*** Records to use ***

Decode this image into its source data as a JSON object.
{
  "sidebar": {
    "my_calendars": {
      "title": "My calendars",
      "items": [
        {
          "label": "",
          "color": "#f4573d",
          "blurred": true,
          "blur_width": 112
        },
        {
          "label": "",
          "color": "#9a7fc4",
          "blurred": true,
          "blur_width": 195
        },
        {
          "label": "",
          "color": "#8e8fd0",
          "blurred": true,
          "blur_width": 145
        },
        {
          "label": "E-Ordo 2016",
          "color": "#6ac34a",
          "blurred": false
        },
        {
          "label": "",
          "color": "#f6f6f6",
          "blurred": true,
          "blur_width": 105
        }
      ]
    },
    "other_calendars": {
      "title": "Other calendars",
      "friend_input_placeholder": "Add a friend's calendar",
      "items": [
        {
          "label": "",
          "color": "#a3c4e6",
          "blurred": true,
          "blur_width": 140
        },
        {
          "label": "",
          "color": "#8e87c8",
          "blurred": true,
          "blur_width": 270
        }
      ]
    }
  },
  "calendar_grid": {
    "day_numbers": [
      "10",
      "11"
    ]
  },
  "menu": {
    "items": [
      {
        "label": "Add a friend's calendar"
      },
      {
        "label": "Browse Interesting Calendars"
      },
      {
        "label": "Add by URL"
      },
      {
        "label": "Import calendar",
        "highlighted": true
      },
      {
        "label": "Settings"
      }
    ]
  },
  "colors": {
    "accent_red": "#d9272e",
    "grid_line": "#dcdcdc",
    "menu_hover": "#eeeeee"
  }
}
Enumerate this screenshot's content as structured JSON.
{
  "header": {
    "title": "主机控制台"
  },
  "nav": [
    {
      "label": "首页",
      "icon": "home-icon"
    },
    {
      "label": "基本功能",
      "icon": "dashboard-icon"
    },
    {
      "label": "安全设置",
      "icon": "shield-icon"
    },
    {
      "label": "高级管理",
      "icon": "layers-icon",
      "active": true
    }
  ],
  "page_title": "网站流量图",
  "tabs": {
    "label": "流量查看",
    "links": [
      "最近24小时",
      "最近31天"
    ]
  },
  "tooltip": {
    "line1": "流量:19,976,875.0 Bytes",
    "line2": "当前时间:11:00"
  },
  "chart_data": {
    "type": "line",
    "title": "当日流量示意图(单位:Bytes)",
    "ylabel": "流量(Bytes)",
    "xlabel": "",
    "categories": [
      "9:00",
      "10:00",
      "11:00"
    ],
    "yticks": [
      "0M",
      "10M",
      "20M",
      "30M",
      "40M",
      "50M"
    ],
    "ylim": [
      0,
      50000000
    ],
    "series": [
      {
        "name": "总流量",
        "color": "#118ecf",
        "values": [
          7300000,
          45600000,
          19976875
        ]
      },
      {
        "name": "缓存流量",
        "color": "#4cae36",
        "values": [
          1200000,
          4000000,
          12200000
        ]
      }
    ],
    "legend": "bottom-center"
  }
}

***
*** Records to use ***

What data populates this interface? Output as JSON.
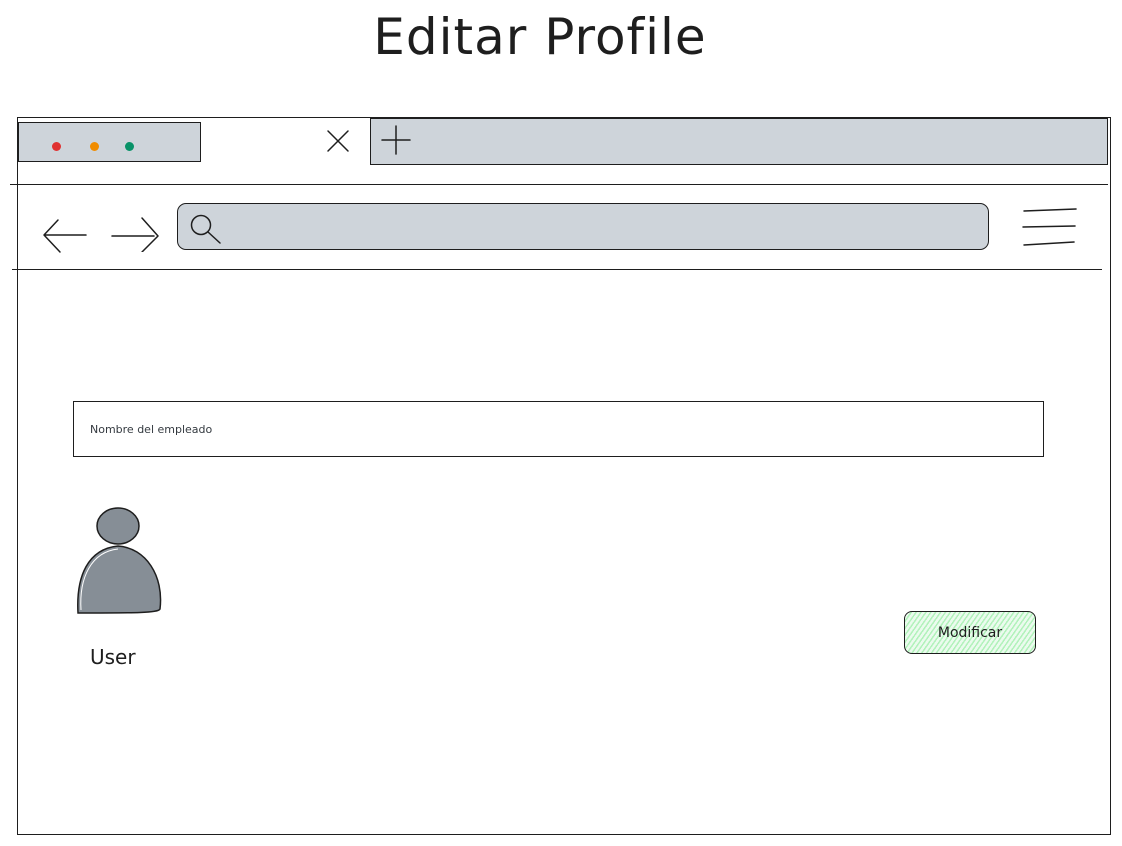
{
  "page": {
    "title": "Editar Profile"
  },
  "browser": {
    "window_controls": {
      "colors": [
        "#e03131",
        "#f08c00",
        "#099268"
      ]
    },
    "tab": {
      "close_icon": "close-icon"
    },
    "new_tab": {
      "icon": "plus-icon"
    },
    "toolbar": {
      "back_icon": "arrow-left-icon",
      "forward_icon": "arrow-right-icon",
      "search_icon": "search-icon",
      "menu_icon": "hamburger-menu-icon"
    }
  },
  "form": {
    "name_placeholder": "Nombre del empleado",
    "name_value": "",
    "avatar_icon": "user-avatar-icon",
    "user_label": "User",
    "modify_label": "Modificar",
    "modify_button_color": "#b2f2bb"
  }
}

***

Written task >> Show every line where the string "Bytes" appears.

Answer below >>
    "line1": "流量:19,976,875.0 Bytes",
    "title": "当日流量示意图(单位:Bytes)",
    "ylabel": "流量(Bytes)",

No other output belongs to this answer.